** start DATA TO PROCESS **

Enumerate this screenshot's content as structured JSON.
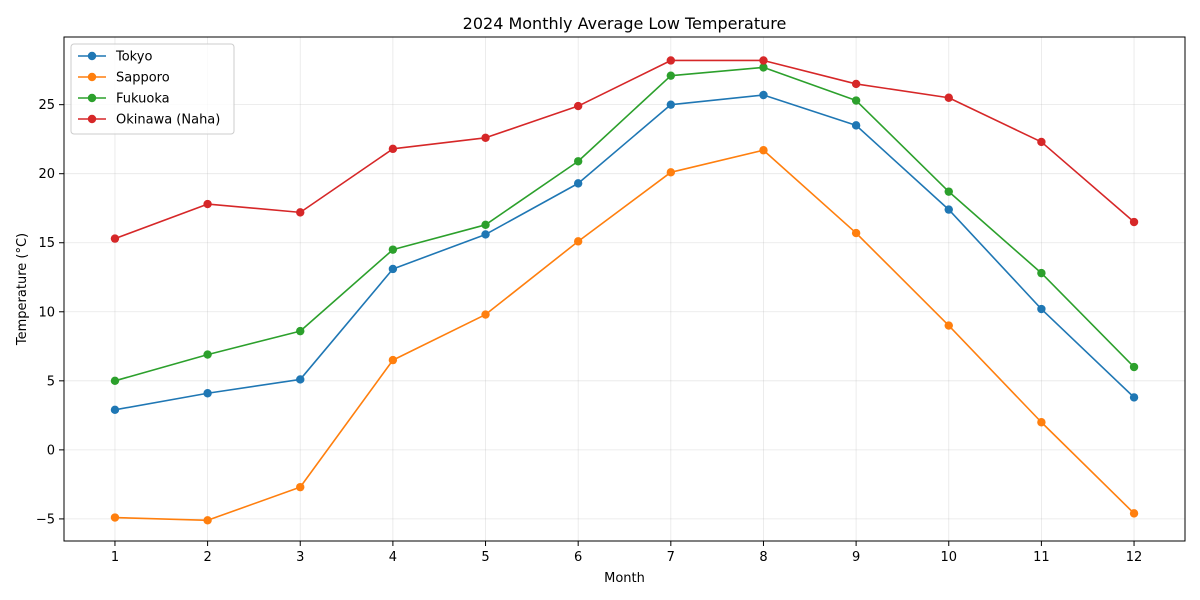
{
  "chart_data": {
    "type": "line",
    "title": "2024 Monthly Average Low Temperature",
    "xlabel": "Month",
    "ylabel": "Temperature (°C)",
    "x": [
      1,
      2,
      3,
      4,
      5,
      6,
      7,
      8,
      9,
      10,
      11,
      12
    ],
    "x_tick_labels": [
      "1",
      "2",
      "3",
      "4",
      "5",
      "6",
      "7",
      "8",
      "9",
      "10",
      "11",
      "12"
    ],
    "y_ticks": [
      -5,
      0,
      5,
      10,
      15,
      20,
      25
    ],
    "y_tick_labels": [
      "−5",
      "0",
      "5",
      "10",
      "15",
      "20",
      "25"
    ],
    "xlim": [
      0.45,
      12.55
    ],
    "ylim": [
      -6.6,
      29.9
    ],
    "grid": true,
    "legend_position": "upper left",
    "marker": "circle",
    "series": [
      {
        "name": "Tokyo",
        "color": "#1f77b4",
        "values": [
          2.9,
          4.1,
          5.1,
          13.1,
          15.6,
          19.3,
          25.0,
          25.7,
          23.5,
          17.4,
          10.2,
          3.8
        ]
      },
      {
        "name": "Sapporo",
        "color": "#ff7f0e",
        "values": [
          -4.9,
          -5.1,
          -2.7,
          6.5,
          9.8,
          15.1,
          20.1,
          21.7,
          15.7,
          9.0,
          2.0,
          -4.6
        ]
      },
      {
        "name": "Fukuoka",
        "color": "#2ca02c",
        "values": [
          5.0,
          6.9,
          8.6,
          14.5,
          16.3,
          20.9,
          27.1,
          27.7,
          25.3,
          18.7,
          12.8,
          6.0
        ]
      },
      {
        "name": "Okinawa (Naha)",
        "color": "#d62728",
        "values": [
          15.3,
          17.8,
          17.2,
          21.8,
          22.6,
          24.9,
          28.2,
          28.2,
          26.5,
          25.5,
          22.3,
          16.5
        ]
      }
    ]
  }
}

** end DATA TO PROCESS **
** start DATA TO PROCESS **

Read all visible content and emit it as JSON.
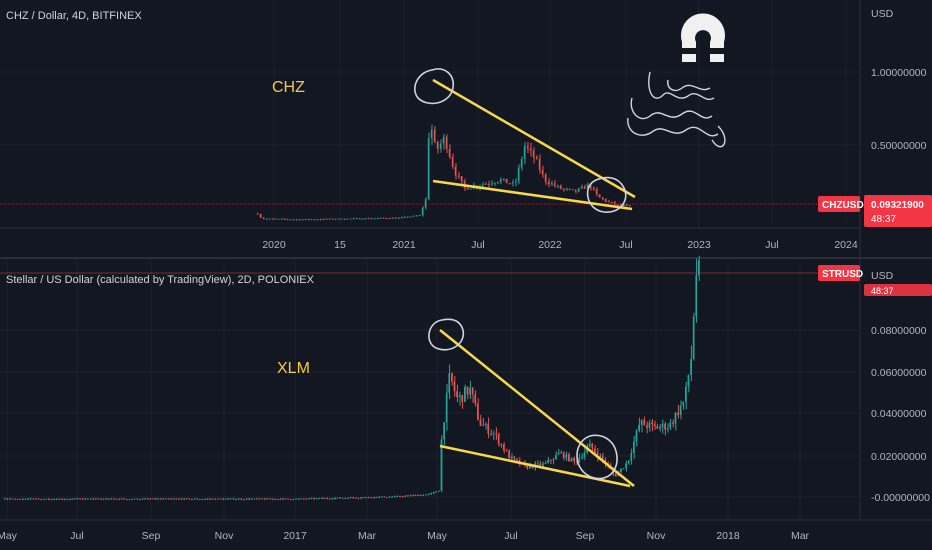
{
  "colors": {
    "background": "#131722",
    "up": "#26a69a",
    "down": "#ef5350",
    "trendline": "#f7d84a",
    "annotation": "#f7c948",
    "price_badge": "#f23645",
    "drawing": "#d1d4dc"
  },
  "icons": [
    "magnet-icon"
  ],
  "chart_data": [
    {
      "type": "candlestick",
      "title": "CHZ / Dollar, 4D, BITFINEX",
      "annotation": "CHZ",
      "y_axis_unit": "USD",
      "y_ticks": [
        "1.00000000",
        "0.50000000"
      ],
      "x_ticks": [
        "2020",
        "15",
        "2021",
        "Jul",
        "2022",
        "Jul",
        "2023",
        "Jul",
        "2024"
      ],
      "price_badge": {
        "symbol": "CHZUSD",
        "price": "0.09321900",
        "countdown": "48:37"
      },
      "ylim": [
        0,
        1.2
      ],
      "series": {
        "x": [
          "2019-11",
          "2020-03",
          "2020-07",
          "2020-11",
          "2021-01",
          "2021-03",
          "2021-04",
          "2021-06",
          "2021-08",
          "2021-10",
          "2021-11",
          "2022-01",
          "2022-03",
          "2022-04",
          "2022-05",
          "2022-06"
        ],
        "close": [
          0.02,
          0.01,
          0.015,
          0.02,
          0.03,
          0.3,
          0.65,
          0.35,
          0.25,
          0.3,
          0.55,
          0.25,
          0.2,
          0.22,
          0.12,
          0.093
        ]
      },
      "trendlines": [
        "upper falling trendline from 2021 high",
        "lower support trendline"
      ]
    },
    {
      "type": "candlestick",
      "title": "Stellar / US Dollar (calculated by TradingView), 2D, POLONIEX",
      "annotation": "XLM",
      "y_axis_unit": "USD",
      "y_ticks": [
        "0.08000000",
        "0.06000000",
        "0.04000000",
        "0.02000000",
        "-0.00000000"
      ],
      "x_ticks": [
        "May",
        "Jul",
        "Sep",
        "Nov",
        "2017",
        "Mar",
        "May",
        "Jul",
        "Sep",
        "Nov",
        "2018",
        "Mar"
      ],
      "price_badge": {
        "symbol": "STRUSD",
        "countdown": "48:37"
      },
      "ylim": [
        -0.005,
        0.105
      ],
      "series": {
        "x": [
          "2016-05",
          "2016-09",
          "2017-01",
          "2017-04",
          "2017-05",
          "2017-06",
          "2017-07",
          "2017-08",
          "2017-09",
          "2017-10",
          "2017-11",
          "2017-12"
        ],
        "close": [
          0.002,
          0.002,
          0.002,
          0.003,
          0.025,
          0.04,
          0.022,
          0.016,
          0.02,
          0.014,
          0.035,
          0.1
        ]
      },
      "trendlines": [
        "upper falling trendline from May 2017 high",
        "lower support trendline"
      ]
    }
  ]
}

** end DATA TO PROCESS **

### PROBLEM STATEMENT
Report how many lines of the listing hold the string "falling", giving only the number.

### COMPLETE OUTPUT
2